→ Task description: Below are some records; give them all again exactly, but not the pictures.

→ Materials provided:

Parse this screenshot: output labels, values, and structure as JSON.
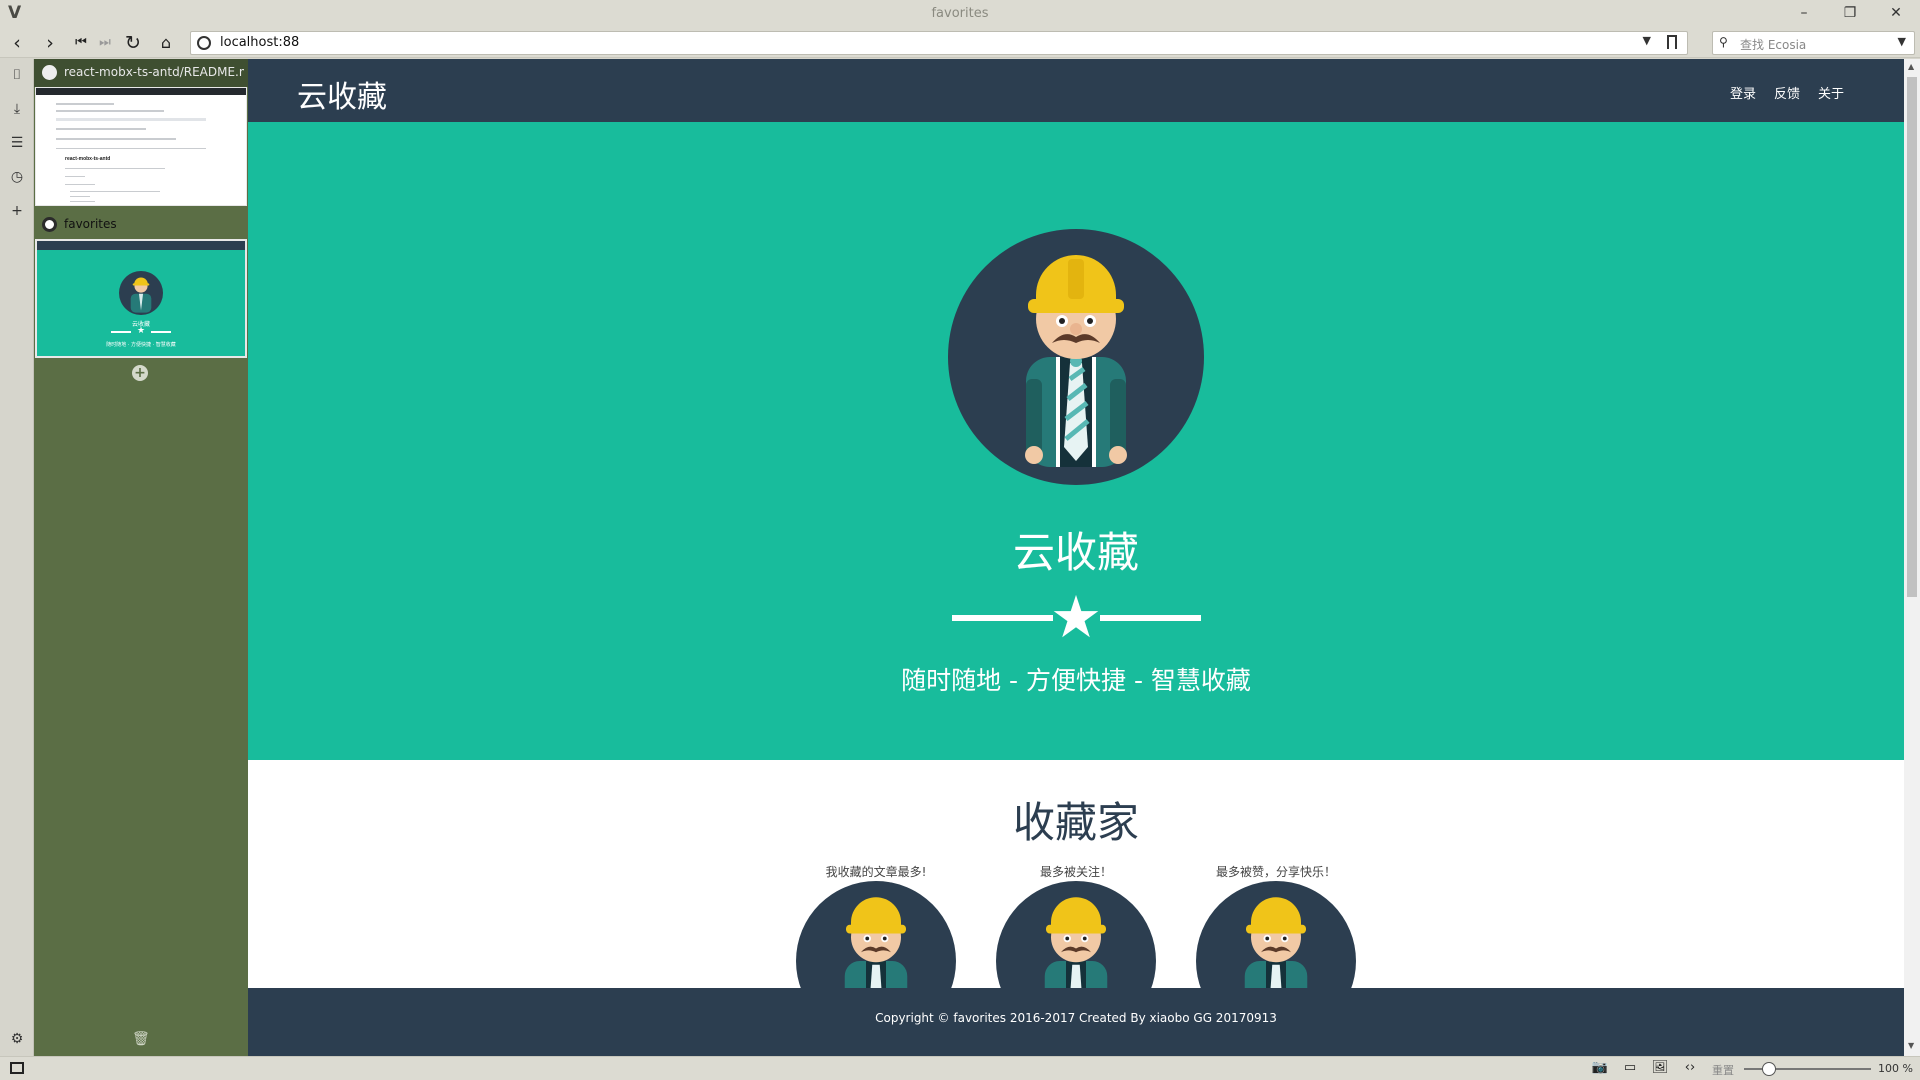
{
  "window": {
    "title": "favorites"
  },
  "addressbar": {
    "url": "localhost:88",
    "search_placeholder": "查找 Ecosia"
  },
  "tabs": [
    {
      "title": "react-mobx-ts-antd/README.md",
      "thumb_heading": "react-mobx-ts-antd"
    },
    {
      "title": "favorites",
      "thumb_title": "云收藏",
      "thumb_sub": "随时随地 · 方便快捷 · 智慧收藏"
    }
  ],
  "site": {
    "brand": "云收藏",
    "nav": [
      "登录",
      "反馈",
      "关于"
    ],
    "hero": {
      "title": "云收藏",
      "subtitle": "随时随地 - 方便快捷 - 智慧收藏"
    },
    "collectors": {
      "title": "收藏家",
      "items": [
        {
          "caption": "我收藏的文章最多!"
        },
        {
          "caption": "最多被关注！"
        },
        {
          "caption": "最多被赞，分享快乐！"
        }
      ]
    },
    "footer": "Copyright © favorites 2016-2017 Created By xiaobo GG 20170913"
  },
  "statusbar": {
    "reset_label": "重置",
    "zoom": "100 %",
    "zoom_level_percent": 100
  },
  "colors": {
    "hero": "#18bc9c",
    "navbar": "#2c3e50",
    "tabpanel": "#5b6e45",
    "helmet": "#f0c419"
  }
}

→ Answer for the task:
Parse this screenshot: output labels, values, and structure as JSON.
{
  "window": {
    "title": "favorites"
  },
  "addressbar": {
    "url": "localhost:88",
    "search_placeholder": "查找 Ecosia"
  },
  "tabs": [
    {
      "title": "react-mobx-ts-antd/README.md",
      "thumb_heading": "react-mobx-ts-antd"
    },
    {
      "title": "favorites",
      "thumb_title": "云收藏",
      "thumb_sub": "随时随地 · 方便快捷 · 智慧收藏"
    }
  ],
  "site": {
    "brand": "云收藏",
    "nav": [
      "登录",
      "反馈",
      "关于"
    ],
    "hero": {
      "title": "云收藏",
      "subtitle": "随时随地 - 方便快捷 - 智慧收藏"
    },
    "collectors": {
      "title": "收藏家",
      "items": [
        {
          "caption": "我收藏的文章最多!"
        },
        {
          "caption": "最多被关注！"
        },
        {
          "caption": "最多被赞，分享快乐！"
        }
      ]
    },
    "footer": "Copyright © favorites 2016-2017 Created By xiaobo GG 20170913"
  },
  "statusbar": {
    "reset_label": "重置",
    "zoom": "100 %",
    "zoom_level_percent": 100
  },
  "colors": {
    "hero": "#18bc9c",
    "navbar": "#2c3e50",
    "tabpanel": "#5b6e45",
    "helmet": "#f0c419"
  }
}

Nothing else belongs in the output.